-- BEGIN PROVIDED DATA --

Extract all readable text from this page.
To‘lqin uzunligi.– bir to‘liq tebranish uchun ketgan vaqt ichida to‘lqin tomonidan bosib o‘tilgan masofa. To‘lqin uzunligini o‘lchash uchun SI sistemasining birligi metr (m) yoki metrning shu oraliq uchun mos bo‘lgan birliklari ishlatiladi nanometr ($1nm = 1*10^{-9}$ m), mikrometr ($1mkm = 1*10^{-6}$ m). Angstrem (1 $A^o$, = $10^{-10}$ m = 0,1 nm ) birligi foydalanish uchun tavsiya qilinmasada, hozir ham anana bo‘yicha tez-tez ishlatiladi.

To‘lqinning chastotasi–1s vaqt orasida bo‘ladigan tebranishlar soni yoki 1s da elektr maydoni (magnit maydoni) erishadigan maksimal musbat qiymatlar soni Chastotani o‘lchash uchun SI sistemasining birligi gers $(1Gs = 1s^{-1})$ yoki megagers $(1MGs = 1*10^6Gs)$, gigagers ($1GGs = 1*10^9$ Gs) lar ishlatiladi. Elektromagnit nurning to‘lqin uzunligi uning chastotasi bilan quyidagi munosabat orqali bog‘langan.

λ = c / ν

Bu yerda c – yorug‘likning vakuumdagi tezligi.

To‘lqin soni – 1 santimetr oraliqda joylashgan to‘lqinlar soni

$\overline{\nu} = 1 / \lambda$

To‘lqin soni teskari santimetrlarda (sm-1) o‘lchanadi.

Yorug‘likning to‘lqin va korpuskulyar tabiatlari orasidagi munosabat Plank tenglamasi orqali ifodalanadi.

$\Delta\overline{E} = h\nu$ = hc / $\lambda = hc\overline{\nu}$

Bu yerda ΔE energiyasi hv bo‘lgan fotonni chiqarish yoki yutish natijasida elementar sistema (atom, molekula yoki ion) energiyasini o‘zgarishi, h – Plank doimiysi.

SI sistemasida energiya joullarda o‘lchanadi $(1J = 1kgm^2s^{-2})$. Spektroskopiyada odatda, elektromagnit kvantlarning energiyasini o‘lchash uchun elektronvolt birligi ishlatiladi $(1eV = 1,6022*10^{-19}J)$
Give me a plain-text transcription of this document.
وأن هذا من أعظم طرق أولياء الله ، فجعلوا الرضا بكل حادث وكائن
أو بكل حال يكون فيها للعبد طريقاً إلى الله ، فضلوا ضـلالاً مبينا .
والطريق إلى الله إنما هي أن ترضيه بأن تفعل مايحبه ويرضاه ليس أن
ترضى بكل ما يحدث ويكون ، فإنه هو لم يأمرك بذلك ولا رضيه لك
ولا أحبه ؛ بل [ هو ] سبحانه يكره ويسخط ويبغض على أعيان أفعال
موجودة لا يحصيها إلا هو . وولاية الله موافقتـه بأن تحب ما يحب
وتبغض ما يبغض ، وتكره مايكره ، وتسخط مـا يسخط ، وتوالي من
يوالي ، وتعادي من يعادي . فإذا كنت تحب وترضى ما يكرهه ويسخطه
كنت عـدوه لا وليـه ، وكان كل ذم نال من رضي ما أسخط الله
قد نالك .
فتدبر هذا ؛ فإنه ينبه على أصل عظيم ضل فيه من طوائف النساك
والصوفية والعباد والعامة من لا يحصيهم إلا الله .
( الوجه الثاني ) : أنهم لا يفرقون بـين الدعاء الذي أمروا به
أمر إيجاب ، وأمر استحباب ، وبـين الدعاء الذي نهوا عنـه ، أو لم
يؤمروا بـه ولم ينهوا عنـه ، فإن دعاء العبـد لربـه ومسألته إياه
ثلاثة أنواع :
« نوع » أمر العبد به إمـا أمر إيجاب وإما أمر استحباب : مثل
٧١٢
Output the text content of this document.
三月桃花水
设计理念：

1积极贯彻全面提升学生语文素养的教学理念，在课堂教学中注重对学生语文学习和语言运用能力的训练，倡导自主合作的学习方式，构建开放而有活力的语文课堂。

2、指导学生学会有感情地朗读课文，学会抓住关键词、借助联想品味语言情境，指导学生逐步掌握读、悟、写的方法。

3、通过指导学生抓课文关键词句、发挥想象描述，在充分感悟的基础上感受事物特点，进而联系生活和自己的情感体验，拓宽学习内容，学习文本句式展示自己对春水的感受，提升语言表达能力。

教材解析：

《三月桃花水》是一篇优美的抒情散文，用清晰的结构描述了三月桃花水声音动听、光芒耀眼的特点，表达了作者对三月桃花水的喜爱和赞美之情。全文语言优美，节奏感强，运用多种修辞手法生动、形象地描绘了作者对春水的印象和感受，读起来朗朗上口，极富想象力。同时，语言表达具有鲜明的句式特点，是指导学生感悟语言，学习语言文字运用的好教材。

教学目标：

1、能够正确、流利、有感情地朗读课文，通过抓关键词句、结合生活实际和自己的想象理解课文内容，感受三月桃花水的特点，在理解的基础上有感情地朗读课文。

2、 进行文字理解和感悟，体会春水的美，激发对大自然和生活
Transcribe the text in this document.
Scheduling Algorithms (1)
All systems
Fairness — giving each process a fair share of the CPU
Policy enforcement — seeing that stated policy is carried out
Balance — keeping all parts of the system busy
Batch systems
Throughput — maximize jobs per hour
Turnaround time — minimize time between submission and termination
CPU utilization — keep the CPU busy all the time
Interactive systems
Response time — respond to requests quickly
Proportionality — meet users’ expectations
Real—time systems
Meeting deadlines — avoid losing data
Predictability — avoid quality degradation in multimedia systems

-- END PROVIDED DATA --

→ STATED EXERCISE
Gather all lines from the listing above in which "document" occurs.

→ RESULT OF THE EXERCISE
Give me a plain-text transcription of this document.
Output the text content of this document.
Transcribe the text in this document.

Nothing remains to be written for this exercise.